(Collected data)
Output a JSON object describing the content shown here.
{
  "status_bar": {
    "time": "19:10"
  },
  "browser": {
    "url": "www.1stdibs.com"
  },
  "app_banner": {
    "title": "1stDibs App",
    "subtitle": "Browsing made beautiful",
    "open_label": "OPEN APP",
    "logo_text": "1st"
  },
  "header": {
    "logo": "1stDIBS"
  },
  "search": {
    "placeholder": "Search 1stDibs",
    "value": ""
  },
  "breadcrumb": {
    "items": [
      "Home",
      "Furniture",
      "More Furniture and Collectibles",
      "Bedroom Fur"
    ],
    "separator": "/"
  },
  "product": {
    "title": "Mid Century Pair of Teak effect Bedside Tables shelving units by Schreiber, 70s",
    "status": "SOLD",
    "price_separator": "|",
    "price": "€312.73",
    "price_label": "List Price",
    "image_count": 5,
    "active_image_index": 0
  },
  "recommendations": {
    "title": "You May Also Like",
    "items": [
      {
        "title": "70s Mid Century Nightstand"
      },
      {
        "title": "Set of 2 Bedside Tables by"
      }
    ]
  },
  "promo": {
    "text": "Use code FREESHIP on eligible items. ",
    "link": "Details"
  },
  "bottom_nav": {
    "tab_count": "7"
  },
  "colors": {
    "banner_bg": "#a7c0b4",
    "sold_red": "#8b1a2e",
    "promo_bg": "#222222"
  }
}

• [WORK TO BE COMPLETED] Every entry should be output exactly as written, please.

• [OUTPUT FOR THIS TASK]
Output a JSON object describing the content shown here.
{
  "status_bar": {
    "time": "19:10"
  },
  "browser": {
    "url": "www.1stdibs.com"
  },
  "app_banner": {
    "title": "1stDibs App",
    "subtitle": "Browsing made beautiful",
    "open_label": "OPEN APP",
    "logo_text": "1st"
  },
  "header": {
    "logo": "1stDIBS"
  },
  "search": {
    "placeholder": "Search 1stDibs",
    "value": ""
  },
  "breadcrumb": {
    "items": [
      "Home",
      "Furniture",
      "More Furniture and Collectibles",
      "Bedroom Fur"
    ],
    "separator": "/"
  },
  "product": {
    "title": "Mid Century Pair of Teak effect Bedside Tables shelving units by Schreiber, 70s",
    "status": "SOLD",
    "price_separator": "|",
    "price": "€312.73",
    "price_label": "List Price",
    "image_count": 5,
    "active_image_index": 0
  },
  "recommendations": {
    "title": "You May Also Like",
    "items": [
      {
        "title": "70s Mid Century Nightstand"
      },
      {
        "title": "Set of 2 Bedside Tables by"
      }
    ]
  },
  "promo": {
    "text": "Use code FREESHIP on eligible items. ",
    "link": "Details"
  },
  "bottom_nav": {
    "tab_count": "7"
  },
  "colors": {
    "banner_bg": "#a7c0b4",
    "sold_red": "#8b1a2e",
    "promo_bg": "#222222"
  }
}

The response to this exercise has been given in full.